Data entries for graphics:
● ● ●

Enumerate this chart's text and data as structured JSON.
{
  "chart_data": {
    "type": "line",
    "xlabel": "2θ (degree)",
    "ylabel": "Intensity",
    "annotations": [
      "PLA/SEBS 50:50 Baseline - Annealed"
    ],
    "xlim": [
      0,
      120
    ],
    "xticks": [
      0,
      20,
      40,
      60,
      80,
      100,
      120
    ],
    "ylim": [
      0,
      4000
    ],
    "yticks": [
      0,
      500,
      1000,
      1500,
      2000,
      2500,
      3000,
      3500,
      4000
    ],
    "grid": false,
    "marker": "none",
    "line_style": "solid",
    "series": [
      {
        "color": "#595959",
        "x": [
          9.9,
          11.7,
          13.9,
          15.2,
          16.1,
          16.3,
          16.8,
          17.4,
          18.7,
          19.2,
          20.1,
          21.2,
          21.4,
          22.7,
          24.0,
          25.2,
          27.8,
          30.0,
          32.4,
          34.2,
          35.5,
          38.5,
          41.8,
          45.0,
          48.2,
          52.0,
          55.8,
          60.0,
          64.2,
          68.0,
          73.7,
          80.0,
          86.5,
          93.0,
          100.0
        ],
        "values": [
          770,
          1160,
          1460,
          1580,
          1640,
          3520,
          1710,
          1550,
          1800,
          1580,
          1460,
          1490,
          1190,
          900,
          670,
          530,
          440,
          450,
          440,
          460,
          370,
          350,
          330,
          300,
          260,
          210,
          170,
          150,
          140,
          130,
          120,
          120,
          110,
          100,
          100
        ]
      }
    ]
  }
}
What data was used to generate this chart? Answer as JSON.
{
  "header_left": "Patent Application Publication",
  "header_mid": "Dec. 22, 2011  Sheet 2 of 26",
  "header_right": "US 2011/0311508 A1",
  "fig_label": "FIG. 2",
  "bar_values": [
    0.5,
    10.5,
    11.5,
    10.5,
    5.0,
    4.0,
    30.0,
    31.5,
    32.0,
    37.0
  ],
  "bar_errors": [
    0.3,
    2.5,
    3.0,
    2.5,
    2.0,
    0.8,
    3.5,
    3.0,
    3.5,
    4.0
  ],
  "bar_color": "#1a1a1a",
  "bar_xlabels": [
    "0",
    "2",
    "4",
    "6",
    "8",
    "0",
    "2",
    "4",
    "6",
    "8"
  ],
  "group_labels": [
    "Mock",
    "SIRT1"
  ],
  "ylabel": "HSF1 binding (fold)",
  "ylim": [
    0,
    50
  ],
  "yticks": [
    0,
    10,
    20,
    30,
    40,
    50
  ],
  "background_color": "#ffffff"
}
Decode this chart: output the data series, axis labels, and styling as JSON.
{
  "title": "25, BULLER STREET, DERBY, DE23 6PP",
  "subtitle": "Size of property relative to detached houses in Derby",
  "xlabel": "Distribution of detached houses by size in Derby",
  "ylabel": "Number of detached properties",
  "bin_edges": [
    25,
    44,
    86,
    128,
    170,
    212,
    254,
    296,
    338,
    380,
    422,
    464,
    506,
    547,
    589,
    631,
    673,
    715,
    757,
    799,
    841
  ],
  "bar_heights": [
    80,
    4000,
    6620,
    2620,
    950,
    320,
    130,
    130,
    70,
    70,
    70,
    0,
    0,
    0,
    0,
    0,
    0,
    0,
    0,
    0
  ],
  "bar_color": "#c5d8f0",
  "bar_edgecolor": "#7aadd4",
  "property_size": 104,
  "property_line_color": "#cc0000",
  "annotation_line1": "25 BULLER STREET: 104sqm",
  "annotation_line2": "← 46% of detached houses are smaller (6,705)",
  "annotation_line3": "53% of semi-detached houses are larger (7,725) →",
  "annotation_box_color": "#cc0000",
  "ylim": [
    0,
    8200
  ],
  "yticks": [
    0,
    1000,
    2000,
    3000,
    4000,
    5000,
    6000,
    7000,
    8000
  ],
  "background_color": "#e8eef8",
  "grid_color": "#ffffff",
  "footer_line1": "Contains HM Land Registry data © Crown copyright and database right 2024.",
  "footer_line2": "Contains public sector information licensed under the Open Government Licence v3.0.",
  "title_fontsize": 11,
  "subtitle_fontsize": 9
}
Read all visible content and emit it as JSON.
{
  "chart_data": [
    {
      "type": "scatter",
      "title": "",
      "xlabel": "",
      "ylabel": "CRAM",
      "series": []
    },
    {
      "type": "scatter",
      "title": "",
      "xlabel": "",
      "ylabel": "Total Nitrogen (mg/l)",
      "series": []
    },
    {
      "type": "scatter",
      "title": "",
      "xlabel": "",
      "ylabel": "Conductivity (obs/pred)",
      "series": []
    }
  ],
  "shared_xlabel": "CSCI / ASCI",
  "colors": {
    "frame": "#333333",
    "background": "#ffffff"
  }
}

● ● ●

▶ **DIRECTION**:
Extract the full set of entries word for word.

▶ **ANSWER TO THE TASK**:
Enumerate this chart's text and data as structured JSON.
{
  "chart_data": {
    "type": "line",
    "xlabel": "2θ (degree)",
    "ylabel": "Intensity",
    "annotations": [
      "PLA/SEBS 50:50 Baseline - Annealed"
    ],
    "xlim": [
      0,
      120
    ],
    "xticks": [
      0,
      20,
      40,
      60,
      80,
      100,
      120
    ],
    "ylim": [
      0,
      4000
    ],
    "yticks": [
      0,
      500,
      1000,
      1500,
      2000,
      2500,
      3000,
      3500,
      4000
    ],
    "grid": false,
    "marker": "none",
    "line_style": "solid",
    "series": [
      {
        "color": "#595959",
        "x": [
          9.9,
          11.7,
          13.9,
          15.2,
          16.1,
          16.3,
          16.8,
          17.4,
          18.7,
          19.2,
          20.1,
          21.2,
          21.4,
          22.7,
          24.0,
          25.2,
          27.8,
          30.0,
          32.4,
          34.2,
          35.5,
          38.5,
          41.8,
          45.0,
          48.2,
          52.0,
          55.8,
          60.0,
          64.2,
          68.0,
          73.7,
          80.0,
          86.5,
          93.0,
          100.0
        ],
        "values": [
          770,
          1160,
          1460,
          1580,
          1640,
          3520,
          1710,
          1550,
          1800,
          1580,
          1460,
          1490,
          1190,
          900,
          670,
          530,
          440,
          450,
          440,
          460,
          370,
          350,
          330,
          300,
          260,
          210,
          170,
          150,
          140,
          130,
          120,
          120,
          110,
          100,
          100
        ]
      }
    ]
  }
}
What data was used to generate this chart? Answer as JSON.
{
  "header_left": "Patent Application Publication",
  "header_mid": "Dec. 22, 2011  Sheet 2 of 26",
  "header_right": "US 2011/0311508 A1",
  "fig_label": "FIG. 2",
  "bar_values": [
    0.5,
    10.5,
    11.5,
    10.5,
    5.0,
    4.0,
    30.0,
    31.5,
    32.0,
    37.0
  ],
  "bar_errors": [
    0.3,
    2.5,
    3.0,
    2.5,
    2.0,
    0.8,
    3.5,
    3.0,
    3.5,
    4.0
  ],
  "bar_color": "#1a1a1a",
  "bar_xlabels": [
    "0",
    "2",
    "4",
    "6",
    "8",
    "0",
    "2",
    "4",
    "6",
    "8"
  ],
  "group_labels": [
    "Mock",
    "SIRT1"
  ],
  "ylabel": "HSF1 binding (fold)",
  "ylim": [
    0,
    50
  ],
  "yticks": [
    0,
    10,
    20,
    30,
    40,
    50
  ],
  "background_color": "#ffffff"
}
Decode this chart: output the data series, axis labels, and styling as JSON.
{
  "title": "25, BULLER STREET, DERBY, DE23 6PP",
  "subtitle": "Size of property relative to detached houses in Derby",
  "xlabel": "Distribution of detached houses by size in Derby",
  "ylabel": "Number of detached properties",
  "bin_edges": [
    25,
    44,
    86,
    128,
    170,
    212,
    254,
    296,
    338,
    380,
    422,
    464,
    506,
    547,
    589,
    631,
    673,
    715,
    757,
    799,
    841
  ],
  "bar_heights": [
    80,
    4000,
    6620,
    2620,
    950,
    320,
    130,
    130,
    70,
    70,
    70,
    0,
    0,
    0,
    0,
    0,
    0,
    0,
    0,
    0
  ],
  "bar_color": "#c5d8f0",
  "bar_edgecolor": "#7aadd4",
  "property_size": 104,
  "property_line_color": "#cc0000",
  "annotation_line1": "25 BULLER STREET: 104sqm",
  "annotation_line2": "← 46% of detached houses are smaller (6,705)",
  "annotation_line3": "53% of semi-detached houses are larger (7,725) →",
  "annotation_box_color": "#cc0000",
  "ylim": [
    0,
    8200
  ],
  "yticks": [
    0,
    1000,
    2000,
    3000,
    4000,
    5000,
    6000,
    7000,
    8000
  ],
  "background_color": "#e8eef8",
  "grid_color": "#ffffff",
  "footer_line1": "Contains HM Land Registry data © Crown copyright and database right 2024.",
  "footer_line2": "Contains public sector information licensed under the Open Government Licence v3.0.",
  "title_fontsize": 11,
  "subtitle_fontsize": 9
}
Read all visible content and emit it as JSON.
{
  "chart_data": [
    {
      "type": "scatter",
      "title": "",
      "xlabel": "",
      "ylabel": "CRAM",
      "series": []
    },
    {
      "type": "scatter",
      "title": "",
      "xlabel": "",
      "ylabel": "Total Nitrogen (mg/l)",
      "series": []
    },
    {
      "type": "scatter",
      "title": "",
      "xlabel": "",
      "ylabel": "Conductivity (obs/pred)",
      "series": []
    }
  ],
  "shared_xlabel": "CSCI / ASCI",
  "colors": {
    "frame": "#333333",
    "background": "#ffffff"
  }
}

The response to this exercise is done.